- _WRITTEN REQUEST_
Using the records provided below, locate and copy each line that contains the word "diberi".

Items from a data source
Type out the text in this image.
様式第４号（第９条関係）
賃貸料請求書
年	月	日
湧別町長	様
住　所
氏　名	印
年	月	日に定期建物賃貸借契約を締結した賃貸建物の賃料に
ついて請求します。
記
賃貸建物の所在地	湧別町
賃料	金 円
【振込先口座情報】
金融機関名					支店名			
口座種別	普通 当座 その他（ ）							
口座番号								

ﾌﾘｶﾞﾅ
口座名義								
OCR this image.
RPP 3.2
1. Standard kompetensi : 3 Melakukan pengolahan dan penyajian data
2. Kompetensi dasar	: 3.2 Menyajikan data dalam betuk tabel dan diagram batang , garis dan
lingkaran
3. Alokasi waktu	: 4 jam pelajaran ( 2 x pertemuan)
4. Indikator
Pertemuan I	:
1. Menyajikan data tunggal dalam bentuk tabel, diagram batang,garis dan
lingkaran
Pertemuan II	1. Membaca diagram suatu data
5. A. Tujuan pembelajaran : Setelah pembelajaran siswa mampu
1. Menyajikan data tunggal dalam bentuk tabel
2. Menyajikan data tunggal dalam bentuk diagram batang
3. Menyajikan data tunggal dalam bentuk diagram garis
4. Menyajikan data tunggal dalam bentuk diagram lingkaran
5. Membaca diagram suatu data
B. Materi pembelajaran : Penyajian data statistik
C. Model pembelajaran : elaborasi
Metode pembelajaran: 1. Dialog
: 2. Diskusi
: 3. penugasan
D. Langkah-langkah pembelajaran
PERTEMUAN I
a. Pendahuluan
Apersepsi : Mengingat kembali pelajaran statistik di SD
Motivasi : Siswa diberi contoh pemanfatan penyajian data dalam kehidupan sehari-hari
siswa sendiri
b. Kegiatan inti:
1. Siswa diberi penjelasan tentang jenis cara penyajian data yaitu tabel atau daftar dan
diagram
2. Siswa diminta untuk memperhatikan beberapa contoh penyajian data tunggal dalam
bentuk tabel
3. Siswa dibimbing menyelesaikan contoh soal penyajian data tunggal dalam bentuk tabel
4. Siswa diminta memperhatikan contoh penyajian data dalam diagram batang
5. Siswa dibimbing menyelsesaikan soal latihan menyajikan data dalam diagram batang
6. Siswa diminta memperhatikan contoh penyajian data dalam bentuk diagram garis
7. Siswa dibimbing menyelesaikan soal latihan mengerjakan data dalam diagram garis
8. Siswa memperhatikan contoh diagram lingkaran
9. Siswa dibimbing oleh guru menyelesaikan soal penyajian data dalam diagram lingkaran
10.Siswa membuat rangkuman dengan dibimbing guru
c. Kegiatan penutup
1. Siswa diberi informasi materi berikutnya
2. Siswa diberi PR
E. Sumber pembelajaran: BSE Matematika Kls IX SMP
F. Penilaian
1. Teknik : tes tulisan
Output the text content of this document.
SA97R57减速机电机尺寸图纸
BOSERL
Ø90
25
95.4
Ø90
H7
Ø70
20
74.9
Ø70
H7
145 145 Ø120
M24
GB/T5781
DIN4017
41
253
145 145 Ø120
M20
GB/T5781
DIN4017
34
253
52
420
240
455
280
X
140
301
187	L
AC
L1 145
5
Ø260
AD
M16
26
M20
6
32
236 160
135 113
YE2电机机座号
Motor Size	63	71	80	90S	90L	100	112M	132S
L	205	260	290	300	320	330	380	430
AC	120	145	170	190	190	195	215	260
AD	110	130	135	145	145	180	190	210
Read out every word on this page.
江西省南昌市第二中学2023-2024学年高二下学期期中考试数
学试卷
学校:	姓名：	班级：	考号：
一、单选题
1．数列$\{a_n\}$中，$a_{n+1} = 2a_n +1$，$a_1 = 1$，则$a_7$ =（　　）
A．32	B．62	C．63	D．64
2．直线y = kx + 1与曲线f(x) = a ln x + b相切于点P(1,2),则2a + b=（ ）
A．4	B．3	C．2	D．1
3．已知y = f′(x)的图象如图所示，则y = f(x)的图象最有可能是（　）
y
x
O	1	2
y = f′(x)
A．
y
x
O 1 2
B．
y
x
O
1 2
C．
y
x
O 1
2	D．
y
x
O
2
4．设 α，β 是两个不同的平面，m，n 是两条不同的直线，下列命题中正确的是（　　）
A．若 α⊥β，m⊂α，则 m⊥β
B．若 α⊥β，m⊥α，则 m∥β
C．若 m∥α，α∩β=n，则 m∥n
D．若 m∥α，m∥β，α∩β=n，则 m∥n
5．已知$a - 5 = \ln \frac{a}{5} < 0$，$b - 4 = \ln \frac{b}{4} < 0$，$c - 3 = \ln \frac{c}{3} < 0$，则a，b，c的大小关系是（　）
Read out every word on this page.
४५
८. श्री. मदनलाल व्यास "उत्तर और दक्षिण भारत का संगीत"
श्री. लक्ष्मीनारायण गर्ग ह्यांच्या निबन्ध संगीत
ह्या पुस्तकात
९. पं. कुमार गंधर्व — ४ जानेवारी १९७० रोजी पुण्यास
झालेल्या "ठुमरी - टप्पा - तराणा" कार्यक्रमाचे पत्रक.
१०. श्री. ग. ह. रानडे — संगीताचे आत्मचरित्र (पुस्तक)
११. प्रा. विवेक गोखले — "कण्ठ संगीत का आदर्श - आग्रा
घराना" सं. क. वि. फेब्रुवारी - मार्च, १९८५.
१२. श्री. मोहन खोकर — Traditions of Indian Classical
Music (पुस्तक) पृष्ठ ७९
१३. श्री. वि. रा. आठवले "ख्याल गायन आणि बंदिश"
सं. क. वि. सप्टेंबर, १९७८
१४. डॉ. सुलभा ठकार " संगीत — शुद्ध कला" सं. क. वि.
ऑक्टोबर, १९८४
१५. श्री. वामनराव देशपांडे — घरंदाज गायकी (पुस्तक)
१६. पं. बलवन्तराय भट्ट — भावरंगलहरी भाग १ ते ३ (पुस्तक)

- _WRITTEN ANSWER_
Motivasi : Siswa diberi contoh pemanfatan penyajian data dalam kehidupan sehari-hari
1. Siswa diberi penjelasan tentang jenis cara penyajian data yaitu tabel atau daftar dan
1. Siswa diberi informasi materi berikutnya
2. Siswa diberi PR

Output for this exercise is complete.